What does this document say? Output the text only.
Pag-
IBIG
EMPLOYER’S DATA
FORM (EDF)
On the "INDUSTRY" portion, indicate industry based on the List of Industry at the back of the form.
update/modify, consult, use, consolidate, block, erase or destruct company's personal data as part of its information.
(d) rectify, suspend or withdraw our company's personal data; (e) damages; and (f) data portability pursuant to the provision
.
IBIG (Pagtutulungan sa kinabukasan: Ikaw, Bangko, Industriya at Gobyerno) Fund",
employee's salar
####
- _What to produce_:
Spot every line that holds "personal" and copy it.

- _Result below_:
update/modify, consult, use, consolidate, block, erase or destruct company's personal data as part of its information.
(d) rectify, suspend or withdraw our company's personal data; (e) damages; and (f) data portability pursuant to the provision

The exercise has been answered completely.